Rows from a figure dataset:
════════════════

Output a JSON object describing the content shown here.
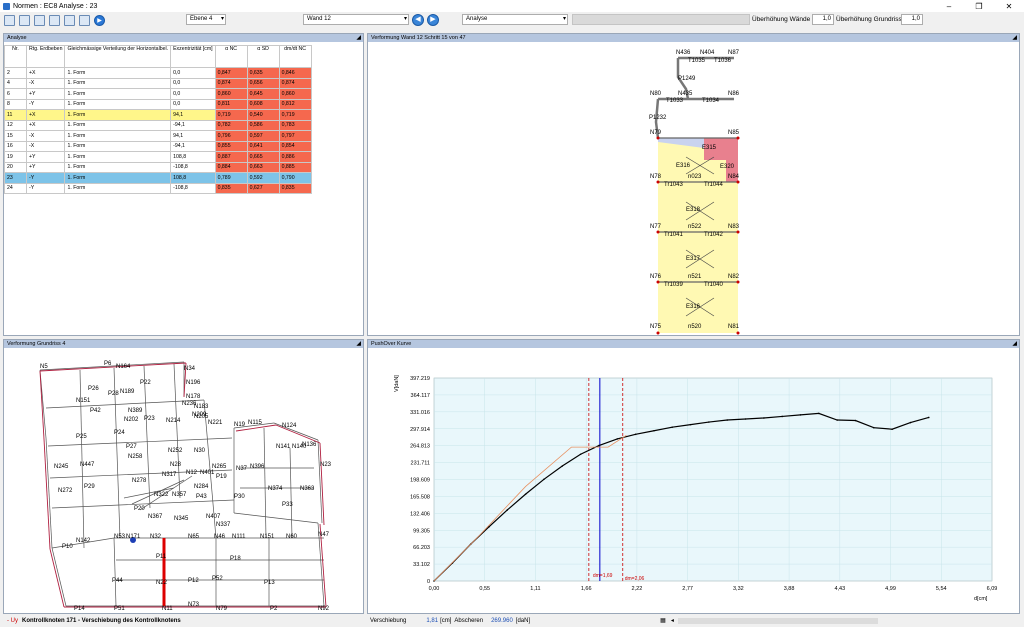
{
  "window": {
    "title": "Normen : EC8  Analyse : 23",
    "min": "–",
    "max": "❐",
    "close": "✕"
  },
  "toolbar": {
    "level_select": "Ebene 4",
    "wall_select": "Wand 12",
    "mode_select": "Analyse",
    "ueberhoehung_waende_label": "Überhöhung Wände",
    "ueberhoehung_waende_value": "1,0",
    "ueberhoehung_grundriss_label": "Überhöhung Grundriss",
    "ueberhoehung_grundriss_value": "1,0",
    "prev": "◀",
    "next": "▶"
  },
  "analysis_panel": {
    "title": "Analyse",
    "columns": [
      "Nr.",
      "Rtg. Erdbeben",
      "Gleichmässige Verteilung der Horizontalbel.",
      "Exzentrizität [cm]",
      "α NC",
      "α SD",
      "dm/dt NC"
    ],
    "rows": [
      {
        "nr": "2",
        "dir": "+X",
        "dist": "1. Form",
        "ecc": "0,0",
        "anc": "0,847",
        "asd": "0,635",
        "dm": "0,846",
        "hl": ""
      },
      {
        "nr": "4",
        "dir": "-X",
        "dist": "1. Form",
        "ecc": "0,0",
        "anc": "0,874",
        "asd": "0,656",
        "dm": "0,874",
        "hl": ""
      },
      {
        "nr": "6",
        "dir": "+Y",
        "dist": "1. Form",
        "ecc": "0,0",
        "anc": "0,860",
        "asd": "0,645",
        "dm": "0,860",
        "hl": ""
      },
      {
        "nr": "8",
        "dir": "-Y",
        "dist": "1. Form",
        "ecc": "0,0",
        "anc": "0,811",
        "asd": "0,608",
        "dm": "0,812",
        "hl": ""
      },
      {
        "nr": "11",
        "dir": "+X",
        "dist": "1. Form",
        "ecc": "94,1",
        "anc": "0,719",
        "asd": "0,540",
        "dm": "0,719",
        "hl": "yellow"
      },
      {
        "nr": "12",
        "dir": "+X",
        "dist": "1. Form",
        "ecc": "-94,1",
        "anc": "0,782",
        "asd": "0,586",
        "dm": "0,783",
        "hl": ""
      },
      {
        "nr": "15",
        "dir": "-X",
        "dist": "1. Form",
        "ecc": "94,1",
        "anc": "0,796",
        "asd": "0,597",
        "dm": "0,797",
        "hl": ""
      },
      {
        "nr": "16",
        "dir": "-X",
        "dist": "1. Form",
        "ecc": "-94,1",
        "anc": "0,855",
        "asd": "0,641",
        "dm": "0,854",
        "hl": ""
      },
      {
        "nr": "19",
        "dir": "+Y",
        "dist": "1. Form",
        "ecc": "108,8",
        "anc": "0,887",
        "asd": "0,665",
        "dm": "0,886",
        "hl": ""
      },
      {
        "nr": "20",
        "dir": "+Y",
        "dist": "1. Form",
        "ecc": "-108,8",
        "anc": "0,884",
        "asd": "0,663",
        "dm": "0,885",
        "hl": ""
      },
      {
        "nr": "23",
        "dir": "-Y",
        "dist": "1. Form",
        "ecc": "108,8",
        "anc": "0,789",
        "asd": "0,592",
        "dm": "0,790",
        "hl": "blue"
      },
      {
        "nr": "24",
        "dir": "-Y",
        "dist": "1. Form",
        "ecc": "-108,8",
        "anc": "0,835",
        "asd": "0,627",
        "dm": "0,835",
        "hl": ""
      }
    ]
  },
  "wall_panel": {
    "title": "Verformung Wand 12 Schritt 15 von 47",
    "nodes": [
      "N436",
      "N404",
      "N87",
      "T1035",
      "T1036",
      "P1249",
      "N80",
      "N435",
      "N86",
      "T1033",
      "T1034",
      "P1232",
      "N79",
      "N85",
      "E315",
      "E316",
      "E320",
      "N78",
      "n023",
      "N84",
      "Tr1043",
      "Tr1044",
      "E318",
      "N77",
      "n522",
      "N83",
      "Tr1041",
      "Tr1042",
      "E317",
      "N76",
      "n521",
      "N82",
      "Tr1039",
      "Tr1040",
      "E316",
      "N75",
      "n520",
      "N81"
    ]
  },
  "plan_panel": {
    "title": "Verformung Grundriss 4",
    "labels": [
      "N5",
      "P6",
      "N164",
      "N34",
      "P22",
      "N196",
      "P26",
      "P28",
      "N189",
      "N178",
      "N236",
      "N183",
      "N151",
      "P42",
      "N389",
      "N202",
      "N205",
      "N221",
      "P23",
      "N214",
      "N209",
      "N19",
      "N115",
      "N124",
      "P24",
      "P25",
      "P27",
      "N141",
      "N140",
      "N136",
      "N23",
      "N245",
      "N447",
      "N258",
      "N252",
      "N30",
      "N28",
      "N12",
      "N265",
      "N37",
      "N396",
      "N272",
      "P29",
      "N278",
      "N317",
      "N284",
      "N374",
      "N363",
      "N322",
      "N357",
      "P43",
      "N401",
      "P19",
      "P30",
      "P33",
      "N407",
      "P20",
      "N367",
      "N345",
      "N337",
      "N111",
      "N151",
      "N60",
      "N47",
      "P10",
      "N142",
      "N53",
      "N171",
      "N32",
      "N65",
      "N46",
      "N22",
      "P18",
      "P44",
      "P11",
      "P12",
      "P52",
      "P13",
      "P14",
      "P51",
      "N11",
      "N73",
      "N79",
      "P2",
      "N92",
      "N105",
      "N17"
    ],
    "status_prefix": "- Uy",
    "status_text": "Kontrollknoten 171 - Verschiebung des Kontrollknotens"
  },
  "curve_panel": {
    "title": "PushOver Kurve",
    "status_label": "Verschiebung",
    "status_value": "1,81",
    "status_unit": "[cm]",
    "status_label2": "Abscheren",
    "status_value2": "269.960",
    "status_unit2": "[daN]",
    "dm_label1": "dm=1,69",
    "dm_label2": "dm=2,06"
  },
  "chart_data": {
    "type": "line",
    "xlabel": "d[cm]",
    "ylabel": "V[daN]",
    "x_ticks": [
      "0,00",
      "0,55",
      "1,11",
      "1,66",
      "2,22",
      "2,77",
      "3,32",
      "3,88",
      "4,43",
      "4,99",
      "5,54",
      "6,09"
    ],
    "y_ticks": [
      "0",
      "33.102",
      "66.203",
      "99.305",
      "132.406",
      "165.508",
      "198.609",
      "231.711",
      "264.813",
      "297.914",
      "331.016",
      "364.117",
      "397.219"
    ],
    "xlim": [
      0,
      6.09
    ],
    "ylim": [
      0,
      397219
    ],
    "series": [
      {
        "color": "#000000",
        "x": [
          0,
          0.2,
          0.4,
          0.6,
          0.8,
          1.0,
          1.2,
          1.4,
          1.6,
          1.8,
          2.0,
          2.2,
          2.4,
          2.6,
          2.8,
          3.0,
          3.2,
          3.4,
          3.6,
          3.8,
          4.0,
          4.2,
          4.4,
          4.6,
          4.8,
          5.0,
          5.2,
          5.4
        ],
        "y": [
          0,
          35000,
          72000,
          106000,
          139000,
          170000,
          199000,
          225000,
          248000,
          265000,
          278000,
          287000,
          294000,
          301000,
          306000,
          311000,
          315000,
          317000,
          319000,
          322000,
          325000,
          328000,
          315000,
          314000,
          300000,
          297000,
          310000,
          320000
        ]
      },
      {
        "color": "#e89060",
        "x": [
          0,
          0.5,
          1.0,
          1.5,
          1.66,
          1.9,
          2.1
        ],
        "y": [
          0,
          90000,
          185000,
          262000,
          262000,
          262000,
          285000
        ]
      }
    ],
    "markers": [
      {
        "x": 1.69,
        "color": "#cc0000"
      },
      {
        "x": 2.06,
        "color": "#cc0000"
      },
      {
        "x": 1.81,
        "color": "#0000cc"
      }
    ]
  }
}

════════════════

• **Task**
Can you retype every record above exactly, leaving out the pictures?

• **Problem solution**
Output a JSON object describing the content shown here.
{
  "window": {
    "title": "Normen : EC8  Analyse : 23",
    "min": "–",
    "max": "❐",
    "close": "✕"
  },
  "toolbar": {
    "level_select": "Ebene 4",
    "wall_select": "Wand 12",
    "mode_select": "Analyse",
    "ueberhoehung_waende_label": "Überhöhung Wände",
    "ueberhoehung_waende_value": "1,0",
    "ueberhoehung_grundriss_label": "Überhöhung Grundriss",
    "ueberhoehung_grundriss_value": "1,0",
    "prev": "◀",
    "next": "▶"
  },
  "analysis_panel": {
    "title": "Analyse",
    "columns": [
      "Nr.",
      "Rtg. Erdbeben",
      "Gleichmässige Verteilung der Horizontalbel.",
      "Exzentrizität [cm]",
      "α NC",
      "α SD",
      "dm/dt NC"
    ],
    "rows": [
      {
        "nr": "2",
        "dir": "+X",
        "dist": "1. Form",
        "ecc": "0,0",
        "anc": "0,847",
        "asd": "0,635",
        "dm": "0,846",
        "hl": ""
      },
      {
        "nr": "4",
        "dir": "-X",
        "dist": "1. Form",
        "ecc": "0,0",
        "anc": "0,874",
        "asd": "0,656",
        "dm": "0,874",
        "hl": ""
      },
      {
        "nr": "6",
        "dir": "+Y",
        "dist": "1. Form",
        "ecc": "0,0",
        "anc": "0,860",
        "asd": "0,645",
        "dm": "0,860",
        "hl": ""
      },
      {
        "nr": "8",
        "dir": "-Y",
        "dist": "1. Form",
        "ecc": "0,0",
        "anc": "0,811",
        "asd": "0,608",
        "dm": "0,812",
        "hl": ""
      },
      {
        "nr": "11",
        "dir": "+X",
        "dist": "1. Form",
        "ecc": "94,1",
        "anc": "0,719",
        "asd": "0,540",
        "dm": "0,719",
        "hl": "yellow"
      },
      {
        "nr": "12",
        "dir": "+X",
        "dist": "1. Form",
        "ecc": "-94,1",
        "anc": "0,782",
        "asd": "0,586",
        "dm": "0,783",
        "hl": ""
      },
      {
        "nr": "15",
        "dir": "-X",
        "dist": "1. Form",
        "ecc": "94,1",
        "anc": "0,796",
        "asd": "0,597",
        "dm": "0,797",
        "hl": ""
      },
      {
        "nr": "16",
        "dir": "-X",
        "dist": "1. Form",
        "ecc": "-94,1",
        "anc": "0,855",
        "asd": "0,641",
        "dm": "0,854",
        "hl": ""
      },
      {
        "nr": "19",
        "dir": "+Y",
        "dist": "1. Form",
        "ecc": "108,8",
        "anc": "0,887",
        "asd": "0,665",
        "dm": "0,886",
        "hl": ""
      },
      {
        "nr": "20",
        "dir": "+Y",
        "dist": "1. Form",
        "ecc": "-108,8",
        "anc": "0,884",
        "asd": "0,663",
        "dm": "0,885",
        "hl": ""
      },
      {
        "nr": "23",
        "dir": "-Y",
        "dist": "1. Form",
        "ecc": "108,8",
        "anc": "0,789",
        "asd": "0,592",
        "dm": "0,790",
        "hl": "blue"
      },
      {
        "nr": "24",
        "dir": "-Y",
        "dist": "1. Form",
        "ecc": "-108,8",
        "anc": "0,835",
        "asd": "0,627",
        "dm": "0,835",
        "hl": ""
      }
    ]
  },
  "wall_panel": {
    "title": "Verformung Wand 12 Schritt 15 von 47",
    "nodes": [
      "N436",
      "N404",
      "N87",
      "T1035",
      "T1036",
      "P1249",
      "N80",
      "N435",
      "N86",
      "T1033",
      "T1034",
      "P1232",
      "N79",
      "N85",
      "E315",
      "E316",
      "E320",
      "N78",
      "n023",
      "N84",
      "Tr1043",
      "Tr1044",
      "E318",
      "N77",
      "n522",
      "N83",
      "Tr1041",
      "Tr1042",
      "E317",
      "N76",
      "n521",
      "N82",
      "Tr1039",
      "Tr1040",
      "E316",
      "N75",
      "n520",
      "N81"
    ]
  },
  "plan_panel": {
    "title": "Verformung Grundriss 4",
    "labels": [
      "N5",
      "P6",
      "N164",
      "N34",
      "P22",
      "N196",
      "P26",
      "P28",
      "N189",
      "N178",
      "N236",
      "N183",
      "N151",
      "P42",
      "N389",
      "N202",
      "N205",
      "N221",
      "P23",
      "N214",
      "N209",
      "N19",
      "N115",
      "N124",
      "P24",
      "P25",
      "P27",
      "N141",
      "N140",
      "N136",
      "N23",
      "N245",
      "N447",
      "N258",
      "N252",
      "N30",
      "N28",
      "N12",
      "N265",
      "N37",
      "N396",
      "N272",
      "P29",
      "N278",
      "N317",
      "N284",
      "N374",
      "N363",
      "N322",
      "N357",
      "P43",
      "N401",
      "P19",
      "P30",
      "P33",
      "N407",
      "P20",
      "N367",
      "N345",
      "N337",
      "N111",
      "N151",
      "N60",
      "N47",
      "P10",
      "N142",
      "N53",
      "N171",
      "N32",
      "N65",
      "N46",
      "N22",
      "P18",
      "P44",
      "P11",
      "P12",
      "P52",
      "P13",
      "P14",
      "P51",
      "N11",
      "N73",
      "N79",
      "P2",
      "N92",
      "N105",
      "N17"
    ],
    "status_prefix": "- Uy",
    "status_text": "Kontrollknoten 171 - Verschiebung des Kontrollknotens"
  },
  "curve_panel": {
    "title": "PushOver Kurve",
    "status_label": "Verschiebung",
    "status_value": "1,81",
    "status_unit": "[cm]",
    "status_label2": "Abscheren",
    "status_value2": "269.960",
    "status_unit2": "[daN]",
    "dm_label1": "dm=1,69",
    "dm_label2": "dm=2,06"
  },
  "chart_data": {
    "type": "line",
    "xlabel": "d[cm]",
    "ylabel": "V[daN]",
    "x_ticks": [
      "0,00",
      "0,55",
      "1,11",
      "1,66",
      "2,22",
      "2,77",
      "3,32",
      "3,88",
      "4,43",
      "4,99",
      "5,54",
      "6,09"
    ],
    "y_ticks": [
      "0",
      "33.102",
      "66.203",
      "99.305",
      "132.406",
      "165.508",
      "198.609",
      "231.711",
      "264.813",
      "297.914",
      "331.016",
      "364.117",
      "397.219"
    ],
    "xlim": [
      0,
      6.09
    ],
    "ylim": [
      0,
      397219
    ],
    "series": [
      {
        "color": "#000000",
        "x": [
          0,
          0.2,
          0.4,
          0.6,
          0.8,
          1.0,
          1.2,
          1.4,
          1.6,
          1.8,
          2.0,
          2.2,
          2.4,
          2.6,
          2.8,
          3.0,
          3.2,
          3.4,
          3.6,
          3.8,
          4.0,
          4.2,
          4.4,
          4.6,
          4.8,
          5.0,
          5.2,
          5.4
        ],
        "y": [
          0,
          35000,
          72000,
          106000,
          139000,
          170000,
          199000,
          225000,
          248000,
          265000,
          278000,
          287000,
          294000,
          301000,
          306000,
          311000,
          315000,
          317000,
          319000,
          322000,
          325000,
          328000,
          315000,
          314000,
          300000,
          297000,
          310000,
          320000
        ]
      },
      {
        "color": "#e89060",
        "x": [
          0,
          0.5,
          1.0,
          1.5,
          1.66,
          1.9,
          2.1
        ],
        "y": [
          0,
          90000,
          185000,
          262000,
          262000,
          262000,
          285000
        ]
      }
    ],
    "markers": [
      {
        "x": 1.69,
        "color": "#cc0000"
      },
      {
        "x": 2.06,
        "color": "#cc0000"
      },
      {
        "x": 1.81,
        "color": "#0000cc"
      }
    ]
  }
}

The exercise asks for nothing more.